Problem: Take every line from the listing below that contains "platnými".

Extracted records:

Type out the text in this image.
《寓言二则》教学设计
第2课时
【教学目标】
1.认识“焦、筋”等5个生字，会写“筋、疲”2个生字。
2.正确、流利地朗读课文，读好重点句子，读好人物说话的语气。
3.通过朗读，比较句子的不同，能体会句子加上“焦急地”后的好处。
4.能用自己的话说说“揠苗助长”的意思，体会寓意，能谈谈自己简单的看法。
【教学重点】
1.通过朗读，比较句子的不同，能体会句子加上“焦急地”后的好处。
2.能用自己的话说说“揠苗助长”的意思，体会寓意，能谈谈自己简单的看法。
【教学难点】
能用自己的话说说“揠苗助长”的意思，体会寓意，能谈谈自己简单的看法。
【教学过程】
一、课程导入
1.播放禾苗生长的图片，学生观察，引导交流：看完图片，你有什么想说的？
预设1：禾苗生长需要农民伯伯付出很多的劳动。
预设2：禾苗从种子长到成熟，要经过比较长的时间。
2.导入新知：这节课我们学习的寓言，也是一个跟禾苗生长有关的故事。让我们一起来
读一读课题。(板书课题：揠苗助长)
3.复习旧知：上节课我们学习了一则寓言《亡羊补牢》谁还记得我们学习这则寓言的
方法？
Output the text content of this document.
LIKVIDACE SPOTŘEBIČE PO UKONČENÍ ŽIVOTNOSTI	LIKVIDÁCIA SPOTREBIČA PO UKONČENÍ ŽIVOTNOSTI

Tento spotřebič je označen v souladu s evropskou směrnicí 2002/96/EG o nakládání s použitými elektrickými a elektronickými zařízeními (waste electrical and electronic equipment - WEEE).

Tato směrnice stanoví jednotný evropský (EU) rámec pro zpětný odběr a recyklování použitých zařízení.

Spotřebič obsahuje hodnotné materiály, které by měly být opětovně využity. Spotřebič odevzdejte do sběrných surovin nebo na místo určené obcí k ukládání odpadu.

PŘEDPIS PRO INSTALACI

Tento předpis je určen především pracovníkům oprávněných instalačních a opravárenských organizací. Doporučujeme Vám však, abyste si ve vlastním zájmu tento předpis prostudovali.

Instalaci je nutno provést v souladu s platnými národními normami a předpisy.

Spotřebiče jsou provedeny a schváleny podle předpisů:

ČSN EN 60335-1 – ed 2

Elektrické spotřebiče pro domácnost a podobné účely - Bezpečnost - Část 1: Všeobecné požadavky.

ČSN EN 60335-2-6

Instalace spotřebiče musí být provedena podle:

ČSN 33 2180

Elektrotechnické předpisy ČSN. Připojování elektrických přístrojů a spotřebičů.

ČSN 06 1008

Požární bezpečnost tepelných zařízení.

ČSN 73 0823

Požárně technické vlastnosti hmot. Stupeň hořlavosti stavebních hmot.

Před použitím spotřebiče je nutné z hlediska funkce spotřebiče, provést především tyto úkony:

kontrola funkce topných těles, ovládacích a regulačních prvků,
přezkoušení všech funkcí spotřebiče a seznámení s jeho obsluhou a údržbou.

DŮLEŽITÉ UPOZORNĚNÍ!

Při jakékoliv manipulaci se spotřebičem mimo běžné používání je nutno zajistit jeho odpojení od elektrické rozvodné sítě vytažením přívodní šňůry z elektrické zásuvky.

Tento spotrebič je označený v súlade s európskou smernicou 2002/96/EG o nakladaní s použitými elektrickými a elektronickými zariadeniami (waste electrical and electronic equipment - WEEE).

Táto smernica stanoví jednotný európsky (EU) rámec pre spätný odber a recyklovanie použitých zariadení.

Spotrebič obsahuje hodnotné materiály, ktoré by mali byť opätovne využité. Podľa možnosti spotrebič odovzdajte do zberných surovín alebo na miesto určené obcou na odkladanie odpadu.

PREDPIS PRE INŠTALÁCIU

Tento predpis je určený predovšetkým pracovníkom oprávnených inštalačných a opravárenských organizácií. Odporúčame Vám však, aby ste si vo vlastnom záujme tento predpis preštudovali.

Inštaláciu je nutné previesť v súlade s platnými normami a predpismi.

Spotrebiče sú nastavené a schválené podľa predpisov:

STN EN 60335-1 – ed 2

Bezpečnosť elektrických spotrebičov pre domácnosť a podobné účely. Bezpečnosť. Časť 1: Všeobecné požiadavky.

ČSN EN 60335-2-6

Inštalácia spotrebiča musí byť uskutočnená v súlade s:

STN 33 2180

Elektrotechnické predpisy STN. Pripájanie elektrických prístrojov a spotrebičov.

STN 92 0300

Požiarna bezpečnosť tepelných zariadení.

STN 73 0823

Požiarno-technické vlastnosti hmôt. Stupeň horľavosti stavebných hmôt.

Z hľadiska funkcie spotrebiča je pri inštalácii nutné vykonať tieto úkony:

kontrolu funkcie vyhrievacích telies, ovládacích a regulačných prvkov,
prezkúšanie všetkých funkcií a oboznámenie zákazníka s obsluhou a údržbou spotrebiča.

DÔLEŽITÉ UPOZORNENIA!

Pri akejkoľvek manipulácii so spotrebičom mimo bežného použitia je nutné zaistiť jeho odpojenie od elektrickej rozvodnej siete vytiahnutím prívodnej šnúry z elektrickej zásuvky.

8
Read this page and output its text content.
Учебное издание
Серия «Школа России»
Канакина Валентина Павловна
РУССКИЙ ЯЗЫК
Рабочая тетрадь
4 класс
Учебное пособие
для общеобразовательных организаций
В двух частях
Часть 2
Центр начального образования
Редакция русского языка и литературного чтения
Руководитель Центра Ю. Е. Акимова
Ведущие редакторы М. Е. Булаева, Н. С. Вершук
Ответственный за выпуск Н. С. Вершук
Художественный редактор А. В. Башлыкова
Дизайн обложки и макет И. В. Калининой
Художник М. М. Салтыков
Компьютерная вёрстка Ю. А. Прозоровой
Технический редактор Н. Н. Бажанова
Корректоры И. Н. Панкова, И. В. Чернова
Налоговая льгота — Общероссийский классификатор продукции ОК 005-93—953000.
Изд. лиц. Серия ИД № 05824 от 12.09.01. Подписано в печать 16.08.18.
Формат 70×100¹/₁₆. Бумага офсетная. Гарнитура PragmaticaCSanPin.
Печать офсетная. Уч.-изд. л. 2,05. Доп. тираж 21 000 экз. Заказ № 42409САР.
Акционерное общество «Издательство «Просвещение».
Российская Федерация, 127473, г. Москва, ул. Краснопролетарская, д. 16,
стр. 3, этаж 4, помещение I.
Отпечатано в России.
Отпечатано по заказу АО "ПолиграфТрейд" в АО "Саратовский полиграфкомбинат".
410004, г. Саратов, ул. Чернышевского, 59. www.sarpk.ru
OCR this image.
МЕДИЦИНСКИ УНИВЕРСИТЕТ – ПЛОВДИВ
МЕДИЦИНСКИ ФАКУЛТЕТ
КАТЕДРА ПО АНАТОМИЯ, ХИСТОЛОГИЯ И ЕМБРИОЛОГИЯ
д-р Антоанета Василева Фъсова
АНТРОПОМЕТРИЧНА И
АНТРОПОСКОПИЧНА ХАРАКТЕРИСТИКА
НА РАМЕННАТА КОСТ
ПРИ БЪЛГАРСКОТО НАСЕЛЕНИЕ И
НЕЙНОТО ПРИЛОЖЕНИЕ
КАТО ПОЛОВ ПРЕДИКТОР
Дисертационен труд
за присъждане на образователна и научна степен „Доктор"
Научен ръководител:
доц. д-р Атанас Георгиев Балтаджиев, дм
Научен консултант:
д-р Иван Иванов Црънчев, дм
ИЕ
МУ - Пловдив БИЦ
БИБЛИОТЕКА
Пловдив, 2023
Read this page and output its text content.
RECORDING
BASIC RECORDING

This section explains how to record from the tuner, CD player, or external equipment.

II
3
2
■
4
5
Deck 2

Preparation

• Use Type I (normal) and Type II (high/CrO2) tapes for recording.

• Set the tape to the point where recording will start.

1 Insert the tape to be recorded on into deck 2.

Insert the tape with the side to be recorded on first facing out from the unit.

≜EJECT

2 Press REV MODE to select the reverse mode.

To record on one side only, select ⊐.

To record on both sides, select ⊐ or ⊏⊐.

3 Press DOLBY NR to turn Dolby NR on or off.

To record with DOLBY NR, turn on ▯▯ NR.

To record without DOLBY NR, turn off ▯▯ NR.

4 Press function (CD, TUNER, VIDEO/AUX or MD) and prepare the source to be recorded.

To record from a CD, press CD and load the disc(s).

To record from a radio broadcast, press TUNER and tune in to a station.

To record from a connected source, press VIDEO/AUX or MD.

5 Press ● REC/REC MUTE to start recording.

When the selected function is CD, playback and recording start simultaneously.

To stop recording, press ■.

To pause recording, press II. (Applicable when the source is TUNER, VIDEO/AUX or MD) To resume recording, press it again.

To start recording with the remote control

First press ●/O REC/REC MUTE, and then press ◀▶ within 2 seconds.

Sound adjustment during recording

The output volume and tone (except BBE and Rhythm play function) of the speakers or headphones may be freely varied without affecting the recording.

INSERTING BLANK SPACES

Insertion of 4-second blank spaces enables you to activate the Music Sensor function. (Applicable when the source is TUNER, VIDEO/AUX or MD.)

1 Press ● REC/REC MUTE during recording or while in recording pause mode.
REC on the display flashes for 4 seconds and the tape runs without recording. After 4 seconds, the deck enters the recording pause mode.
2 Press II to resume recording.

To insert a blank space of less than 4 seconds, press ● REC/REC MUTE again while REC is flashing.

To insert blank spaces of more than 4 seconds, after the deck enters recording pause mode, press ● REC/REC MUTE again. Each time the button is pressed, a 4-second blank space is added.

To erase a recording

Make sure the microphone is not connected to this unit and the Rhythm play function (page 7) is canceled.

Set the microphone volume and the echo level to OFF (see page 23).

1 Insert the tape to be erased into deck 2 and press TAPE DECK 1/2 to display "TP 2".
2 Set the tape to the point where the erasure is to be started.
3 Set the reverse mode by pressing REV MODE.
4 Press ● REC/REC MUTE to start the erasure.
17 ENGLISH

Result for this exercise:
Instalaci je nutno provést v souladu s platnými národními normami a předpisy.
Inštaláciu je nutné previesť v súlade s platnými normami a predpismi.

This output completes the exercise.